-- START RECORDS FOR THIS EXERCISE --
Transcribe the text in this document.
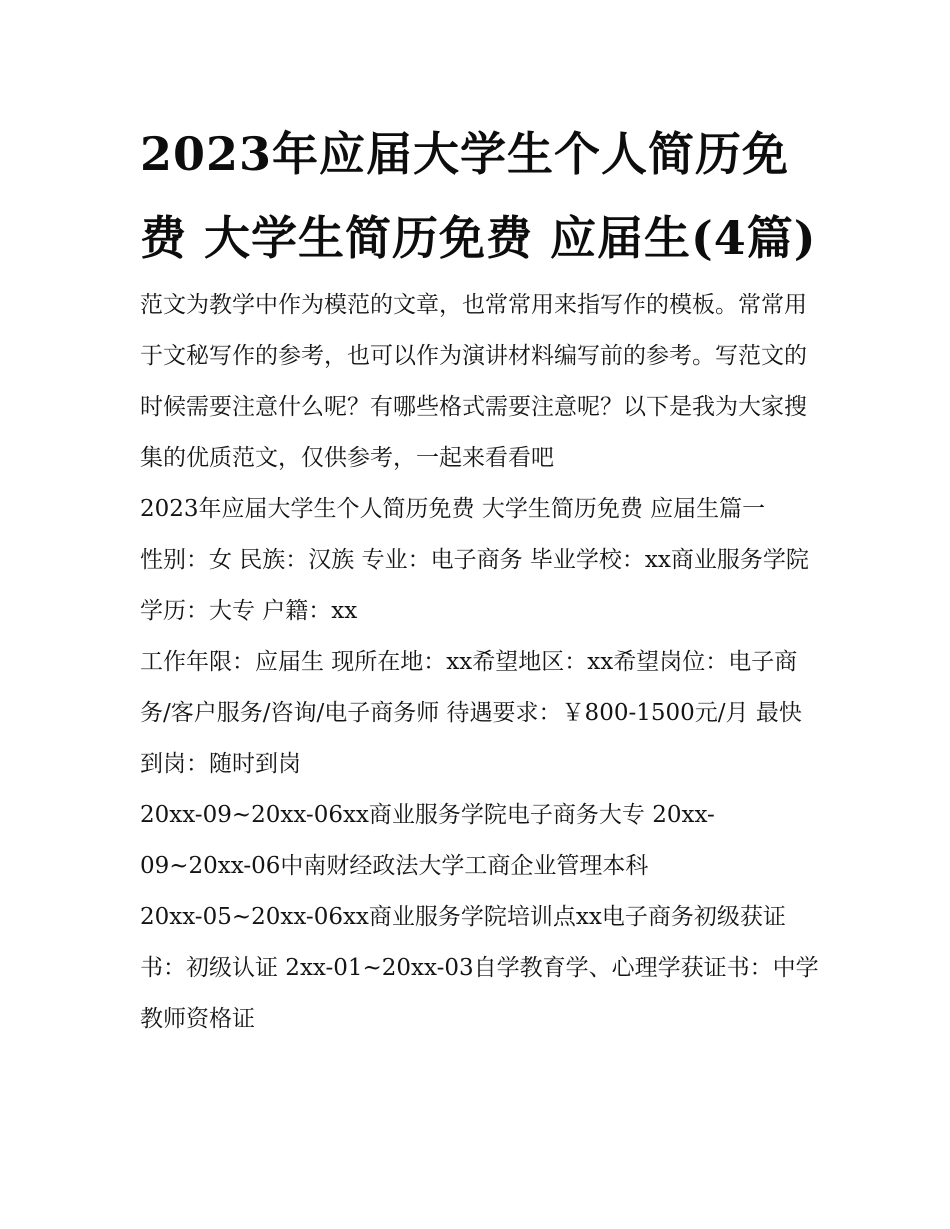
2023年应届大学生个人简历免费 大学生简历免费 应届生(4篇)

范文为教学中作为模范的文章，也常常用来指写作的模板。常常用于文秘写作的参考，也可以作为演讲材料编写前的参考。写范文的时候需要注意什么呢？有哪些格式需要注意呢？以下是我为大家搜集的优质范文，仅供参考，一起来看看吧

2023年应届大学生个人简历免费 大学生简历免费 应届生篇一

性别：女 民族：汉族 专业：电子商务 毕业学校：xx商业服务学院 学历：大专 户籍：xx

工作年限：应届生 现所在地：xx希望地区：xx希望岗位：电子商务/客户服务/咨询/电子商务师 待遇要求：￥800-1500元/月 最快到岗：随时到岗

20xx-09~20xx-06xx商业服务学院电子商务大专 20xx-09~20xx-06中南财经政法大学工商企业管理本科

20xx-05~20xx-06xx商业服务学院培训点xx电子商务初级获证书：初级认证 2xx-01~20xx-03自学教育学、心理学获证书：中学教师资格证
-- END RECORDS FOR THIS EXERCISE --
Identify the lines of the entries containing the string "大学生简历免费". Copy each such line.

** CORRECT ANSWER **
2023年应届大学生个人简历免费 大学生简历免费 应届生(4篇)
2023年应届大学生个人简历免费 大学生简历免费 应届生篇一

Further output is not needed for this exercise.